Objective:
Reproduce the listing exactly and skip over any pictures.

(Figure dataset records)
☆ ☆ ☆

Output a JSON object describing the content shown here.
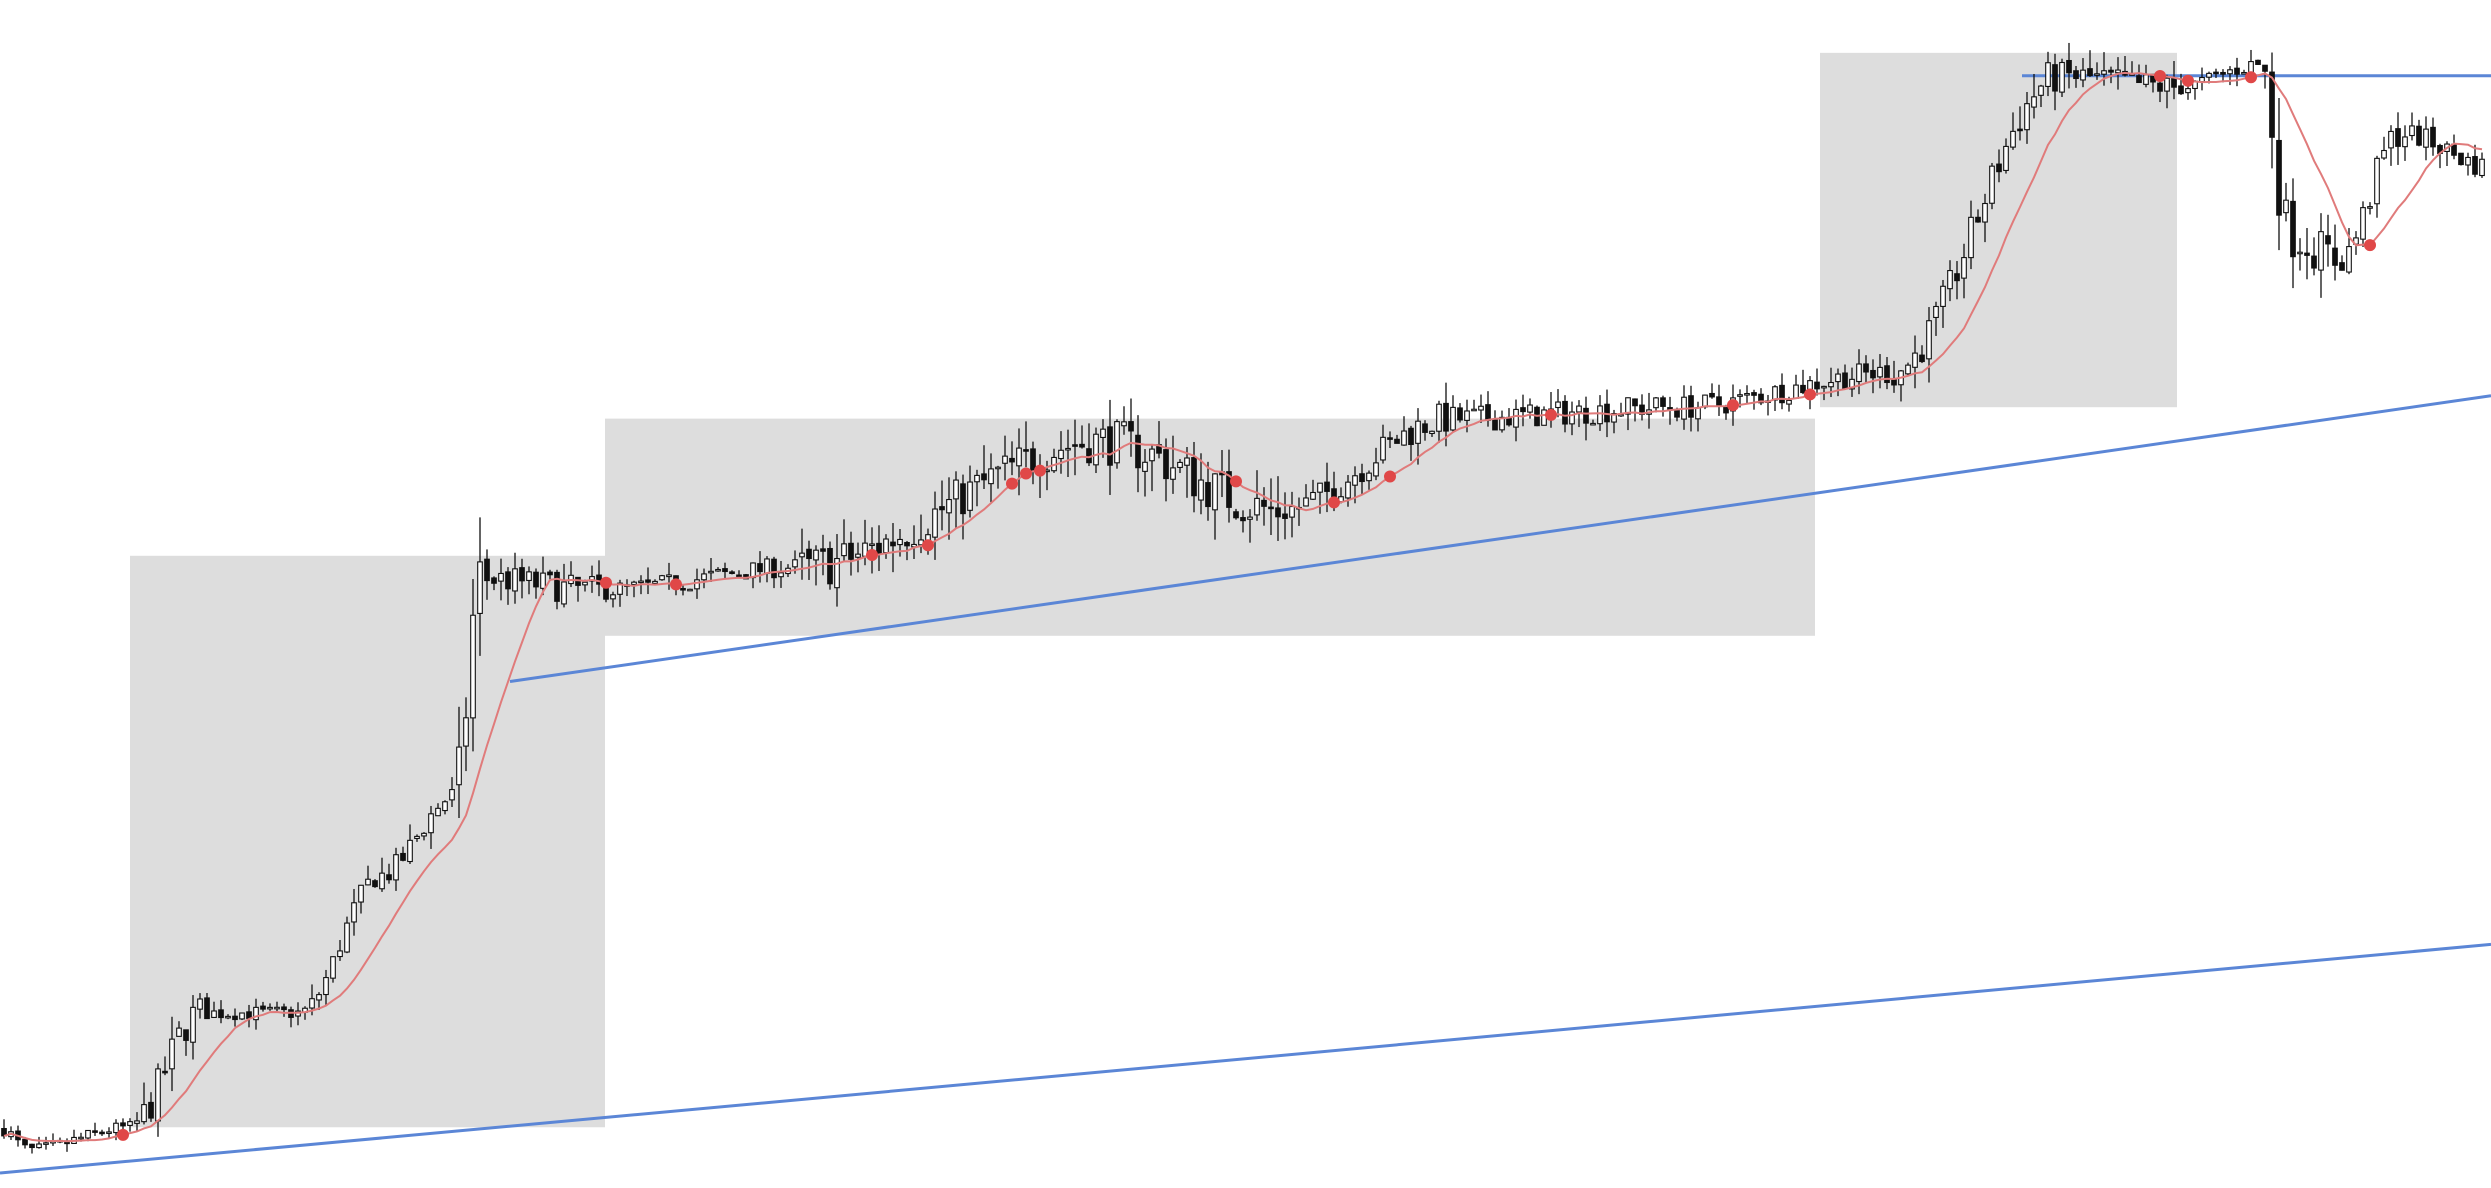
{
  "chart_data": {
    "type": "candlestick",
    "title": "",
    "xlabel": "",
    "ylabel": "",
    "axes_visible": false,
    "grid": false,
    "colors": {
      "background": "#ffffff",
      "candle": "#111111",
      "moving_average": "#e07b7b",
      "signal_dot": "#e04848",
      "zone_fill": "#dddddd",
      "trendline": "#5b86d6"
    },
    "price_range": [
      0,
      100
    ],
    "segments": [
      {
        "start": 0,
        "end": 28,
        "from": 4,
        "to": 2,
        "vol": 0.8
      },
      {
        "start": 28,
        "end": 130,
        "from": 2,
        "to": 4,
        "vol": 0.7
      },
      {
        "start": 130,
        "end": 200,
        "from": 4,
        "to": 14,
        "vol": 2.0
      },
      {
        "start": 200,
        "end": 300,
        "from": 14,
        "to": 14,
        "vol": 0.8
      },
      {
        "start": 300,
        "end": 380,
        "from": 14,
        "to": 26,
        "vol": 1.2
      },
      {
        "start": 380,
        "end": 455,
        "from": 26,
        "to": 33,
        "vol": 1.3
      },
      {
        "start": 455,
        "end": 480,
        "from": 33,
        "to": 52,
        "vol": 4.0
      },
      {
        "start": 480,
        "end": 600,
        "from": 52,
        "to": 51,
        "vol": 1.6
      },
      {
        "start": 600,
        "end": 800,
        "from": 51,
        "to": 53,
        "vol": 1.1
      },
      {
        "start": 800,
        "end": 1100,
        "from": 53,
        "to": 64,
        "vol": 2.4
      },
      {
        "start": 1100,
        "end": 1280,
        "from": 64,
        "to": 58,
        "vol": 2.6
      },
      {
        "start": 1280,
        "end": 1450,
        "from": 58,
        "to": 66,
        "vol": 1.8
      },
      {
        "start": 1450,
        "end": 1680,
        "from": 66,
        "to": 67,
        "vol": 1.4
      },
      {
        "start": 1680,
        "end": 1890,
        "from": 67,
        "to": 70,
        "vol": 1.3
      },
      {
        "start": 1890,
        "end": 2060,
        "from": 70,
        "to": 96,
        "vol": 2.0
      },
      {
        "start": 2060,
        "end": 2180,
        "from": 96,
        "to": 95,
        "vol": 1.5
      },
      {
        "start": 2180,
        "end": 2260,
        "from": 95,
        "to": 97,
        "vol": 1.0
      },
      {
        "start": 2260,
        "end": 2290,
        "from": 97,
        "to": 82,
        "vol": 3.5
      },
      {
        "start": 2290,
        "end": 2340,
        "from": 82,
        "to": 80,
        "vol": 2.5
      },
      {
        "start": 2340,
        "end": 2400,
        "from": 80,
        "to": 91,
        "vol": 1.8
      },
      {
        "start": 2400,
        "end": 2491,
        "from": 91,
        "to": 88,
        "vol": 1.2
      }
    ],
    "zones": [
      {
        "x0": 130,
        "x1": 605,
        "y0": 4,
        "y1": 54
      },
      {
        "x0": 605,
        "x1": 1815,
        "y0": 47,
        "y1": 66
      },
      {
        "x0": 1820,
        "x1": 2177,
        "y0": 67,
        "y1": 98
      }
    ],
    "trendlines": [
      {
        "x0": 0,
        "y0": 0,
        "x1": 2491,
        "y1": 20
      },
      {
        "x0": 510,
        "y0": 43,
        "x1": 2491,
        "y1": 68
      },
      {
        "x0": 2022,
        "y0": 96,
        "x1": 2491,
        "y1": 96
      }
    ],
    "signal_dots": [
      122,
      603,
      676,
      873,
      930,
      1012,
      1028,
      1042,
      1235,
      1332,
      1390,
      1553,
      1733,
      1812,
      2162,
      2185,
      2250,
      2370
    ]
  }
}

☆ ☆ ☆

Written solution:
Output a JSON object describing the content shown here.
{
  "chart_data": {
    "type": "candlestick",
    "title": "",
    "xlabel": "",
    "ylabel": "",
    "axes_visible": false,
    "grid": false,
    "colors": {
      "background": "#ffffff",
      "candle": "#111111",
      "moving_average": "#e07b7b",
      "signal_dot": "#e04848",
      "zone_fill": "#dddddd",
      "trendline": "#5b86d6"
    },
    "price_range": [
      0,
      100
    ],
    "segments": [
      {
        "start": 0,
        "end": 28,
        "from": 4,
        "to": 2,
        "vol": 0.8
      },
      {
        "start": 28,
        "end": 130,
        "from": 2,
        "to": 4,
        "vol": 0.7
      },
      {
        "start": 130,
        "end": 200,
        "from": 4,
        "to": 14,
        "vol": 2.0
      },
      {
        "start": 200,
        "end": 300,
        "from": 14,
        "to": 14,
        "vol": 0.8
      },
      {
        "start": 300,
        "end": 380,
        "from": 14,
        "to": 26,
        "vol": 1.2
      },
      {
        "start": 380,
        "end": 455,
        "from": 26,
        "to": 33,
        "vol": 1.3
      },
      {
        "start": 455,
        "end": 480,
        "from": 33,
        "to": 52,
        "vol": 4.0
      },
      {
        "start": 480,
        "end": 600,
        "from": 52,
        "to": 51,
        "vol": 1.6
      },
      {
        "start": 600,
        "end": 800,
        "from": 51,
        "to": 53,
        "vol": 1.1
      },
      {
        "start": 800,
        "end": 1100,
        "from": 53,
        "to": 64,
        "vol": 2.4
      },
      {
        "start": 1100,
        "end": 1280,
        "from": 64,
        "to": 58,
        "vol": 2.6
      },
      {
        "start": 1280,
        "end": 1450,
        "from": 58,
        "to": 66,
        "vol": 1.8
      },
      {
        "start": 1450,
        "end": 1680,
        "from": 66,
        "to": 67,
        "vol": 1.4
      },
      {
        "start": 1680,
        "end": 1890,
        "from": 67,
        "to": 70,
        "vol": 1.3
      },
      {
        "start": 1890,
        "end": 2060,
        "from": 70,
        "to": 96,
        "vol": 2.0
      },
      {
        "start": 2060,
        "end": 2180,
        "from": 96,
        "to": 95,
        "vol": 1.5
      },
      {
        "start": 2180,
        "end": 2260,
        "from": 95,
        "to": 97,
        "vol": 1.0
      },
      {
        "start": 2260,
        "end": 2290,
        "from": 97,
        "to": 82,
        "vol": 3.5
      },
      {
        "start": 2290,
        "end": 2340,
        "from": 82,
        "to": 80,
        "vol": 2.5
      },
      {
        "start": 2340,
        "end": 2400,
        "from": 80,
        "to": 91,
        "vol": 1.8
      },
      {
        "start": 2400,
        "end": 2491,
        "from": 91,
        "to": 88,
        "vol": 1.2
      }
    ],
    "zones": [
      {
        "x0": 130,
        "x1": 605,
        "y0": 4,
        "y1": 54
      },
      {
        "x0": 605,
        "x1": 1815,
        "y0": 47,
        "y1": 66
      },
      {
        "x0": 1820,
        "x1": 2177,
        "y0": 67,
        "y1": 98
      }
    ],
    "trendlines": [
      {
        "x0": 0,
        "y0": 0,
        "x1": 2491,
        "y1": 20
      },
      {
        "x0": 510,
        "y0": 43,
        "x1": 2491,
        "y1": 68
      },
      {
        "x0": 2022,
        "y0": 96,
        "x1": 2491,
        "y1": 96
      }
    ],
    "signal_dots": [
      122,
      603,
      676,
      873,
      930,
      1012,
      1028,
      1042,
      1235,
      1332,
      1390,
      1553,
      1733,
      1812,
      2162,
      2185,
      2250,
      2370
    ]
  }
}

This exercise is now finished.